### Task instructions:
Reproduce the rows below, switching each occurrence of "Released" to "Published" and leaving everything else unchanged.

— Begin Stored records —

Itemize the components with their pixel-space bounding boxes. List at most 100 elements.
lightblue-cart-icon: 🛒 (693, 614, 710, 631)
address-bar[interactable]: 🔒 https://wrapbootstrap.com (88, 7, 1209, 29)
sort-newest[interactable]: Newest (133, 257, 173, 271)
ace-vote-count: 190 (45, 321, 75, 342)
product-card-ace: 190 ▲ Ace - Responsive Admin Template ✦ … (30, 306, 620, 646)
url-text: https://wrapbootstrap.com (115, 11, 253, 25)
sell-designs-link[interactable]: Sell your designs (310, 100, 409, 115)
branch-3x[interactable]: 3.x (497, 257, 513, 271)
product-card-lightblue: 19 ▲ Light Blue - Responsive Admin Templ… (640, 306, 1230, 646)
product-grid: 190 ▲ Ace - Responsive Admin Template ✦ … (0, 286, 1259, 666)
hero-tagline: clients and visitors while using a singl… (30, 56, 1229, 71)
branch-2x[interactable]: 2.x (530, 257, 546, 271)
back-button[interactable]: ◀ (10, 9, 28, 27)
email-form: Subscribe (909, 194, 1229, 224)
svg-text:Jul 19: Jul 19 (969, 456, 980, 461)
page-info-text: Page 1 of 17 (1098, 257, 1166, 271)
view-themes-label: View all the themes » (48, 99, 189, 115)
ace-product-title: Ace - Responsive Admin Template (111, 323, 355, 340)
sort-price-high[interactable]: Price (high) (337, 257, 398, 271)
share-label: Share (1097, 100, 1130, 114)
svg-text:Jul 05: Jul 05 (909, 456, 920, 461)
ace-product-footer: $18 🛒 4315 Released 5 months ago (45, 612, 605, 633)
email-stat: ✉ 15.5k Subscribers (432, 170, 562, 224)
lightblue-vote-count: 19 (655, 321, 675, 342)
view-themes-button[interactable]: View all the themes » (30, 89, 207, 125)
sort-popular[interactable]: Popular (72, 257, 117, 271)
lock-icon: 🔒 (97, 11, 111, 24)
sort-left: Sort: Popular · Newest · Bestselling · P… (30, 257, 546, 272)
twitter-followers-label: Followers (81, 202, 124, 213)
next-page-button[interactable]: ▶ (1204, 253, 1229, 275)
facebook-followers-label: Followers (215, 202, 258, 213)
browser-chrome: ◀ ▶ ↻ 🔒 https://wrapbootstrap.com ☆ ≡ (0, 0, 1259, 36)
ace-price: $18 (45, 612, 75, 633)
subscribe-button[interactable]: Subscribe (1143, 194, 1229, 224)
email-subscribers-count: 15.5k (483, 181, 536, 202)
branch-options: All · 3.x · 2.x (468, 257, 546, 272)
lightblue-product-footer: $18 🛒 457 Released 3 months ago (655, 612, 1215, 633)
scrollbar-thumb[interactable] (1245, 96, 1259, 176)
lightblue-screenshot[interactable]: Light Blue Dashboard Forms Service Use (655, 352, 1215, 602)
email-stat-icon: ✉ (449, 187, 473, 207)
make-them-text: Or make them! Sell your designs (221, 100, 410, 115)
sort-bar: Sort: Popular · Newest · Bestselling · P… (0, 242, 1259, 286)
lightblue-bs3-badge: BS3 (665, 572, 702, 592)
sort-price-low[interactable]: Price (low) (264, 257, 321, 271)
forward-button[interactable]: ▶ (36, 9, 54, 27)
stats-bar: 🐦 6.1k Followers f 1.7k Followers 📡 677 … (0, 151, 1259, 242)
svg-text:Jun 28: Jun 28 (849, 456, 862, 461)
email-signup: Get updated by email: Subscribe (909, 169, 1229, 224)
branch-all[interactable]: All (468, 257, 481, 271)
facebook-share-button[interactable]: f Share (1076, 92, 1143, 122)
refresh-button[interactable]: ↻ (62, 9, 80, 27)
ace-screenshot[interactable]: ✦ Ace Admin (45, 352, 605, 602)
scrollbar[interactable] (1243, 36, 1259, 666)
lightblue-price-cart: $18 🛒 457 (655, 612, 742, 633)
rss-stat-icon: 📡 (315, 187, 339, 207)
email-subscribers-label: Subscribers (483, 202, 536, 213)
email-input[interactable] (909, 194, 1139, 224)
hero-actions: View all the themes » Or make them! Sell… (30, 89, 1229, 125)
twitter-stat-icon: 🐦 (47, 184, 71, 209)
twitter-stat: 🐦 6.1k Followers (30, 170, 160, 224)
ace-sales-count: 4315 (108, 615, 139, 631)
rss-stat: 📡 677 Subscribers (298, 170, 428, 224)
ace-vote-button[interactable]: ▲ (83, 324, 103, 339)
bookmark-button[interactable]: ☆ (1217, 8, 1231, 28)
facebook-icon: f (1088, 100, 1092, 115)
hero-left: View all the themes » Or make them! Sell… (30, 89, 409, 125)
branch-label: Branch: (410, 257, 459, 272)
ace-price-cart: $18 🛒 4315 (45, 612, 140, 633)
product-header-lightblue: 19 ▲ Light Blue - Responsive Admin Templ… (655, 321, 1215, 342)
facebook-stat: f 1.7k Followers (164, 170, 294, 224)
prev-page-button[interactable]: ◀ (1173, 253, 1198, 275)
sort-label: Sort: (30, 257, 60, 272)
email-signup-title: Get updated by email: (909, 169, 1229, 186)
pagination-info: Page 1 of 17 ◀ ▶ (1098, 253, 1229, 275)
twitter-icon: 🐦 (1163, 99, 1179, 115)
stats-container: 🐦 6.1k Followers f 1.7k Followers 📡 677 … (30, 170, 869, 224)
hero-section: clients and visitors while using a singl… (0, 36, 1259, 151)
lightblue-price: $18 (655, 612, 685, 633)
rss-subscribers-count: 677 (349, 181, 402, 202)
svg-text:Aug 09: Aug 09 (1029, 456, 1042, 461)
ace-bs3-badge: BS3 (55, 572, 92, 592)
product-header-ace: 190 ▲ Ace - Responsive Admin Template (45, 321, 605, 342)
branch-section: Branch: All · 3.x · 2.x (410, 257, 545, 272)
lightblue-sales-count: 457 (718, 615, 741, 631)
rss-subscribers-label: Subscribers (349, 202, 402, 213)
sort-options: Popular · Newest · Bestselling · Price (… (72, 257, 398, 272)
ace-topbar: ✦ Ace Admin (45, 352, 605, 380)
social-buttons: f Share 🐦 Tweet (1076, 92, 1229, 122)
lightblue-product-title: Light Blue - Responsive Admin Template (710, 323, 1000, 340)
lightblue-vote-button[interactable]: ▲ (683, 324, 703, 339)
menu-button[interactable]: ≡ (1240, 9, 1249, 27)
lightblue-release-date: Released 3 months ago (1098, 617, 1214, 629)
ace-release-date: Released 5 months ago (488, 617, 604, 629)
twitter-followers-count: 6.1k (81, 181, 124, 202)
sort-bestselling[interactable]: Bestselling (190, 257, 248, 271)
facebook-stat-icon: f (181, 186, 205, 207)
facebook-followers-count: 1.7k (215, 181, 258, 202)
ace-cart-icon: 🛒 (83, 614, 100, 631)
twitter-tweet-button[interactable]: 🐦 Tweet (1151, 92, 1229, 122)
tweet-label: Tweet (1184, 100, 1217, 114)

— End Stored records —

### Response:
Itemize the components with their pixel-space bounding boxes. List at most 100 elements.
lightblue-cart-icon: 🛒 (693, 614, 710, 631)
address-bar[interactable]: 🔒 https://wrapbootstrap.com (88, 7, 1209, 29)
sort-newest[interactable]: Newest (133, 257, 173, 271)
ace-vote-count: 190 (45, 321, 75, 342)
product-card-ace: 190 ▲ Ace - Responsive Admin Template ✦ … (30, 306, 620, 646)
url-text: https://wrapbootstrap.com (115, 11, 253, 25)
sell-designs-link[interactable]: Sell your designs (310, 100, 409, 115)
branch-3x[interactable]: 3.x (497, 257, 513, 271)
product-card-lightblue: 19 ▲ Light Blue - Responsive Admin Templ… (640, 306, 1230, 646)
product-grid: 190 ▲ Ace - Responsive Admin Template ✦ … (0, 286, 1259, 666)
hero-tagline: clients and visitors while using a singl… (30, 56, 1229, 71)
branch-2x[interactable]: 2.x (530, 257, 546, 271)
back-button[interactable]: ◀ (10, 9, 28, 27)
email-form: Subscribe (909, 194, 1229, 224)
svg-text:Jul 19: Jul 19 (969, 456, 980, 461)
page-info-text: Page 1 of 17 (1098, 257, 1166, 271)
view-themes-label: View all the themes » (48, 99, 189, 115)
ace-product-title: Ace - Responsive Admin Template (111, 323, 355, 340)
sort-price-high[interactable]: Price (high) (337, 257, 398, 271)
share-label: Share (1097, 100, 1130, 114)
svg-text:Jul 05: Jul 05 (909, 456, 920, 461)
ace-product-footer: $18 🛒 4315 Published 5 months ago (45, 612, 605, 633)
email-stat: ✉ 15.5k Subscribers (432, 170, 562, 224)
lightblue-vote-count: 19 (655, 321, 675, 342)
view-themes-button[interactable]: View all the themes » (30, 89, 207, 125)
sort-popular[interactable]: Popular (72, 257, 117, 271)
lock-icon: 🔒 (97, 11, 111, 24)
sort-left: Sort: Popular · Newest · Bestselling · P… (30, 257, 546, 272)
twitter-followers-label: Followers (81, 202, 124, 213)
next-page-button[interactable]: ▶ (1204, 253, 1229, 275)
facebook-followers-label: Followers (215, 202, 258, 213)
browser-chrome: ◀ ▶ ↻ 🔒 https://wrapbootstrap.com ☆ ≡ (0, 0, 1259, 36)
ace-price: $18 (45, 612, 75, 633)
subscribe-button[interactable]: Subscribe (1143, 194, 1229, 224)
email-subscribers-count: 15.5k (483, 181, 536, 202)
branch-options: All · 3.x · 2.x (468, 257, 546, 272)
lightblue-product-footer: $18 🛒 457 Published 3 months ago (655, 612, 1215, 633)
scrollbar-thumb[interactable] (1245, 96, 1259, 176)
lightblue-screenshot[interactable]: Light Blue Dashboard Forms Service Use (655, 352, 1215, 602)
email-stat-icon: ✉ (449, 187, 473, 207)
make-them-text: Or make them! Sell your designs (221, 100, 410, 115)
sort-bar: Sort: Popular · Newest · Bestselling · P… (0, 242, 1259, 286)
lightblue-bs3-badge: BS3 (665, 572, 702, 592)
sort-price-low[interactable]: Price (low) (264, 257, 321, 271)
forward-button[interactable]: ▶ (36, 9, 54, 27)
stats-bar: 🐦 6.1k Followers f 1.7k Followers 📡 677 … (0, 151, 1259, 242)
svg-text:Jun 28: Jun 28 (849, 456, 862, 461)
email-signup: Get updated by email: Subscribe (909, 169, 1229, 224)
branch-all[interactable]: All (468, 257, 481, 271)
facebook-share-button[interactable]: f Share (1076, 92, 1143, 122)
refresh-button[interactable]: ↻ (62, 9, 80, 27)
ace-screenshot[interactable]: ✦ Ace Admin (45, 352, 605, 602)
scrollbar[interactable] (1243, 36, 1259, 666)
lightblue-price-cart: $18 🛒 457 (655, 612, 742, 633)
rss-stat-icon: 📡 (315, 187, 339, 207)
email-subscribers-label: Subscribers (483, 202, 536, 213)
email-input[interactable] (909, 194, 1139, 224)
hero-actions: View all the themes » Or make them! Sell… (30, 89, 1229, 125)
twitter-stat-icon: 🐦 (47, 184, 71, 209)
twitter-stat: 🐦 6.1k Followers (30, 170, 160, 224)
ace-sales-count: 4315 (108, 615, 139, 631)
rss-stat: 📡 677 Subscribers (298, 170, 428, 224)
ace-vote-button[interactable]: ▲ (83, 324, 103, 339)
bookmark-button[interactable]: ☆ (1217, 8, 1231, 28)
facebook-icon: f (1088, 100, 1092, 115)
hero-left: View all the themes » Or make them! Sell… (30, 89, 409, 125)
branch-label: Branch: (410, 257, 459, 272)
ace-price-cart: $18 🛒 4315 (45, 612, 140, 633)
product-header-lightblue: 19 ▲ Light Blue - Responsive Admin Templ… (655, 321, 1215, 342)
facebook-stat: f 1.7k Followers (164, 170, 294, 224)
prev-page-button[interactable]: ◀ (1173, 253, 1198, 275)
sort-label: Sort: (30, 257, 60, 272)
email-signup-title: Get updated by email: (909, 169, 1229, 186)
pagination-info: Page 1 of 17 ◀ ▶ (1098, 253, 1229, 275)
twitter-icon: 🐦 (1163, 99, 1179, 115)
stats-container: 🐦 6.1k Followers f 1.7k Followers 📡 677 … (30, 170, 869, 224)
hero-section: clients and visitors while using a singl… (0, 36, 1259, 151)
lightblue-price: $18 (655, 612, 685, 633)
rss-subscribers-count: 677 (349, 181, 402, 202)
svg-text:Aug 09: Aug 09 (1029, 456, 1042, 461)
ace-bs3-badge: BS3 (55, 572, 92, 592)
product-header-ace: 190 ▲ Ace - Responsive Admin Template (45, 321, 605, 342)
branch-section: Branch: All · 3.x · 2.x (410, 257, 545, 272)
lightblue-sales-count: 457 (718, 615, 741, 631)
rss-subscribers-label: Subscribers (349, 202, 402, 213)
sort-options: Popular · Newest · Bestselling · Price (… (72, 257, 398, 272)
ace-topbar: ✦ Ace Admin (45, 352, 605, 380)
social-buttons: f Share 🐦 Tweet (1076, 92, 1229, 122)
lightblue-product-title: Light Blue - Responsive Admin Template (710, 323, 1000, 340)
lightblue-vote-button[interactable]: ▲ (683, 324, 703, 339)
menu-button[interactable]: ≡ (1240, 9, 1249, 27)
lightblue-release-date: Published 3 months ago (1098, 617, 1214, 629)
ace-release-date: Published 5 months ago (488, 617, 604, 629)
twitter-followers-count: 6.1k (81, 181, 124, 202)
sort-bestselling[interactable]: Bestselling (190, 257, 248, 271)
facebook-stat-icon: f (181, 186, 205, 207)
facebook-followers-count: 1.7k (215, 181, 258, 202)
ace-cart-icon: 🛒 (83, 614, 100, 631)
twitter-tweet-button[interactable]: 🐦 Tweet (1151, 92, 1229, 122)
tweet-label: Tweet (1184, 100, 1217, 114)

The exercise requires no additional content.